• Brief: Search the data below for the string "resigned". Extract every line that contains it.

— Begin —

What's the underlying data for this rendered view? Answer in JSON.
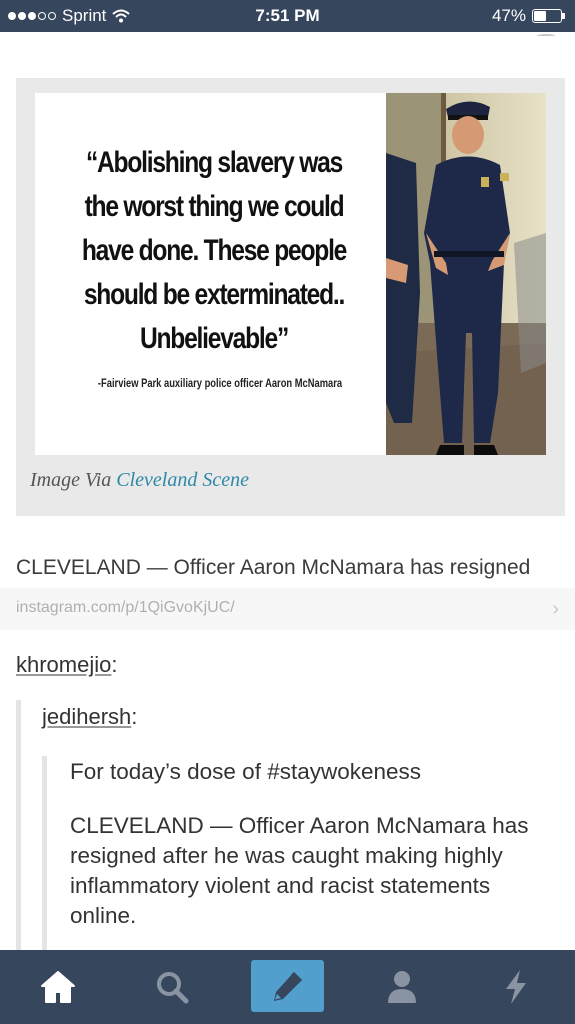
{
  "status_bar": {
    "carrier": "Sprint",
    "time": "7:51 PM",
    "battery": "47%",
    "battery_level": 0.47,
    "signal_bars": 3,
    "signal_total": 5
  },
  "post": {
    "image": {
      "quote": "“Abolishing slavery was the worst thing we could have done. These people should be exterminated.. Unbelievable”",
      "attribution": "-Fairview Park auxiliary police officer Aaron McNamara"
    },
    "caption_prefix": "Image Via ",
    "caption_link": "Cleveland Scene",
    "link_title": "CLEVELAND — Officer Aaron McNamara has resigned",
    "link_url": "instagram.com/p/1QiGvoKjUC/",
    "reblogger": "khromejio",
    "original_poster": "jedihersh",
    "body": [
      "For today’s dose of #staywokeness",
      "CLEVELAND — Officer Aaron McNamara has resigned after he was caught making highly inflammatory violent and racist statements online."
    ]
  },
  "tabs": [
    "home-icon",
    "search-icon",
    "compose-icon",
    "account-icon",
    "activity-icon"
  ],
  "colors": {
    "nav_bg": "#36465d",
    "compose_accent": "#529ecc",
    "link": "#2f88a8",
    "inactive_icon": "#8993a2"
  }
}
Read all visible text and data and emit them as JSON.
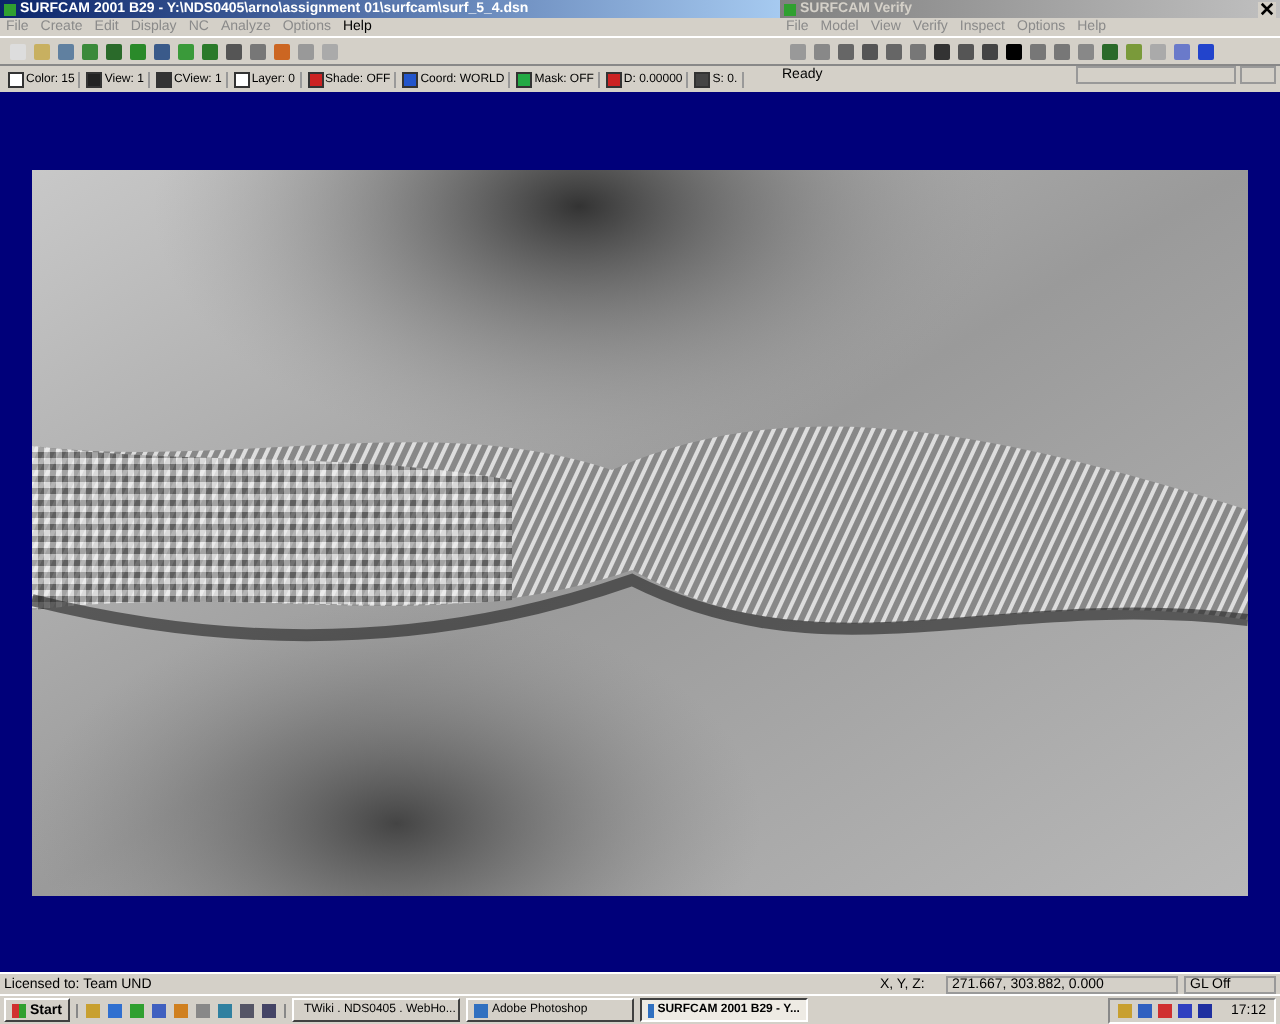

— End —

• Written solution:
    "link_title": "CLEVELAND — Officer Aaron McNamara has resigned",
      "CLEVELAND — Officer Aaron McNamara has resigned after he was caught making highly inflammatory violent and racist statements online."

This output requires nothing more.